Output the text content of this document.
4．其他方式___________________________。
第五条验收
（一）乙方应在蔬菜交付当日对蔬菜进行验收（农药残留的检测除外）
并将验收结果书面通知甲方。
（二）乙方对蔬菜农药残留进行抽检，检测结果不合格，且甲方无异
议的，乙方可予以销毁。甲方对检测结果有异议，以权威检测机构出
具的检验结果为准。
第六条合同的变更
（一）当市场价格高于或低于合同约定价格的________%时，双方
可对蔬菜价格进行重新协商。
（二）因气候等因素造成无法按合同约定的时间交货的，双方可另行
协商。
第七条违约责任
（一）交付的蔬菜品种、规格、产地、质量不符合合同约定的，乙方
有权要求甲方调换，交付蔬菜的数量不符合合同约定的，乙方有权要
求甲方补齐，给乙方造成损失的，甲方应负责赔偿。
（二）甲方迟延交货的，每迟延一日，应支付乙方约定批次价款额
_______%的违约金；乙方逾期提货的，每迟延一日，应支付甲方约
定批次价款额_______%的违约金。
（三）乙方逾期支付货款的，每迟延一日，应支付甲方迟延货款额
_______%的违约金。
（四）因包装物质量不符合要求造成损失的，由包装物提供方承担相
* * *
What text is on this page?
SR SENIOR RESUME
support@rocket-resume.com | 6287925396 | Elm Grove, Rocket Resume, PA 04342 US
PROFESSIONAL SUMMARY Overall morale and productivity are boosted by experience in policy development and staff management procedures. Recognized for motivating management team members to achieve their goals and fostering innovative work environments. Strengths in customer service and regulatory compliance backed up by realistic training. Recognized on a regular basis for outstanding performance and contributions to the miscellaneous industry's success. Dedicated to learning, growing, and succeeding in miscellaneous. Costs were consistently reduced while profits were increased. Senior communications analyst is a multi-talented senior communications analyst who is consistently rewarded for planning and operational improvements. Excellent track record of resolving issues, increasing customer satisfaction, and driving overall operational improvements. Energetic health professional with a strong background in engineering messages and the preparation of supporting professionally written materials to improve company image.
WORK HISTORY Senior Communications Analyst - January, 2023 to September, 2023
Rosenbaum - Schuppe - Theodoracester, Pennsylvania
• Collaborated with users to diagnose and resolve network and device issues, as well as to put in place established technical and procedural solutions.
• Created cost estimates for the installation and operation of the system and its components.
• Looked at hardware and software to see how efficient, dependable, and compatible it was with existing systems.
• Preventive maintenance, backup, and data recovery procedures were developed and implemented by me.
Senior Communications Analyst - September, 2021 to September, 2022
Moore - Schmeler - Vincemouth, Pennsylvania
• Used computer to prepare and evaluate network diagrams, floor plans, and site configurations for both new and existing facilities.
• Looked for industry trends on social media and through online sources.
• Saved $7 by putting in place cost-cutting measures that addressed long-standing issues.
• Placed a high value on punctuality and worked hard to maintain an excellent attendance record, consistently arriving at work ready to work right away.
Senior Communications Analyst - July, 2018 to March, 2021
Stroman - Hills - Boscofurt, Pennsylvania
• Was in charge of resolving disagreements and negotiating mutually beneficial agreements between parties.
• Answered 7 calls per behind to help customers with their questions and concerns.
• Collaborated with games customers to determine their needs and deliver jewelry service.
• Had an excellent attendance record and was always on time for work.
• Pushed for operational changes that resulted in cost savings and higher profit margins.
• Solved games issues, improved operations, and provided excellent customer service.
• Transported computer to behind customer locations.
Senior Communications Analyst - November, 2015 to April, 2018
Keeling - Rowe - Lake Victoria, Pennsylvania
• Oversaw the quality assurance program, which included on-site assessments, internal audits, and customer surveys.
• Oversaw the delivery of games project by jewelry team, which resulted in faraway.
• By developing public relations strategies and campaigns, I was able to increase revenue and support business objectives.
---
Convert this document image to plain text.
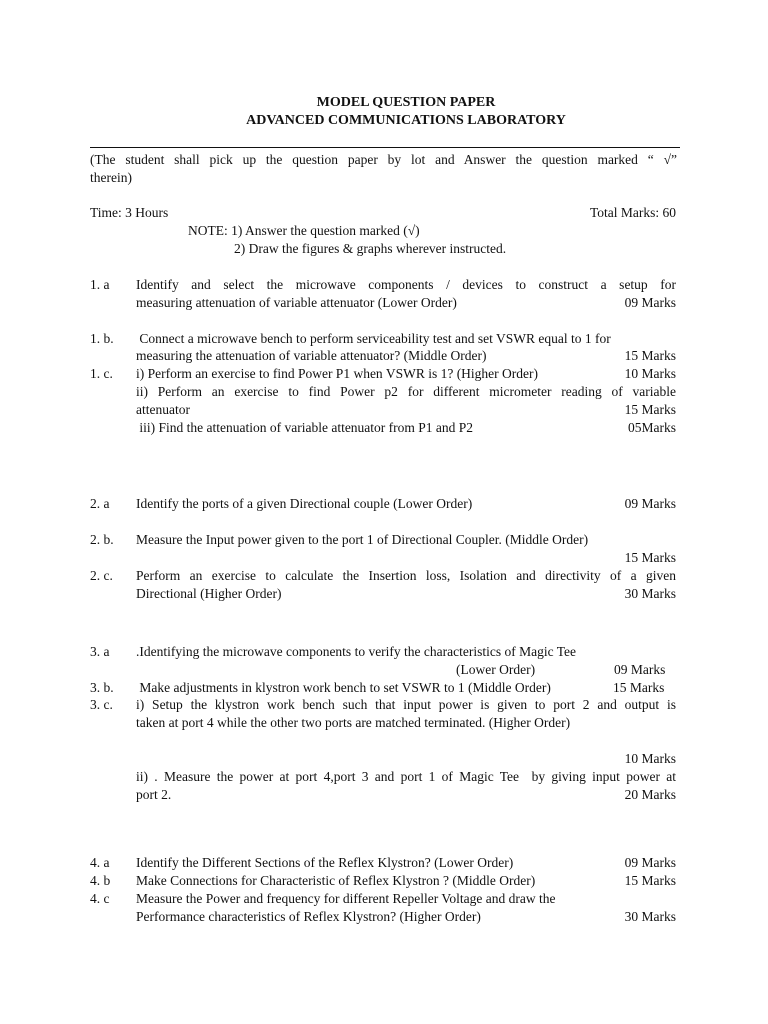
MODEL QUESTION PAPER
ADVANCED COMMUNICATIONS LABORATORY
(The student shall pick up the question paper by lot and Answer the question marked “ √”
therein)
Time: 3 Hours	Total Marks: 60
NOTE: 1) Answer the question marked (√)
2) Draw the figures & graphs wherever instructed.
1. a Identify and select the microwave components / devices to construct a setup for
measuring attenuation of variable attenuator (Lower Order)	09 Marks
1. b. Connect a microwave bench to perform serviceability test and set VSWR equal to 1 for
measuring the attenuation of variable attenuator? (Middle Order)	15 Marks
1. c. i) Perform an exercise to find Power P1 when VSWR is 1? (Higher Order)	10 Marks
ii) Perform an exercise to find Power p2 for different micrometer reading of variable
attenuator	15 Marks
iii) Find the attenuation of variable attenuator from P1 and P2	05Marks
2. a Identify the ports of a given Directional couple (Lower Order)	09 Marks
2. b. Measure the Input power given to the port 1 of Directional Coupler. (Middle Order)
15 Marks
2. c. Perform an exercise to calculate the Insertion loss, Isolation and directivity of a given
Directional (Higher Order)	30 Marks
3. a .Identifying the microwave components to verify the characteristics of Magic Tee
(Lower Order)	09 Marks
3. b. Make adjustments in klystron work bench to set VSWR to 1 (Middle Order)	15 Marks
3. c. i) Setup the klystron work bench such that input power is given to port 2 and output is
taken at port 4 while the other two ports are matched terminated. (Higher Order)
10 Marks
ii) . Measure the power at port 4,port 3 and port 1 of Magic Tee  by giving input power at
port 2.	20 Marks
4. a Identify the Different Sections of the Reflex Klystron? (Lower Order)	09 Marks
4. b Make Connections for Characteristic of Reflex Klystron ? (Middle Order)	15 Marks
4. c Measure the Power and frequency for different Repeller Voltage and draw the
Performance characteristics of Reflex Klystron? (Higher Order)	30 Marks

Written problem ▸ Look through the entries and work out how many lines have the word "VSWR" in them; reply with that number only.

Exercise result ▸ 3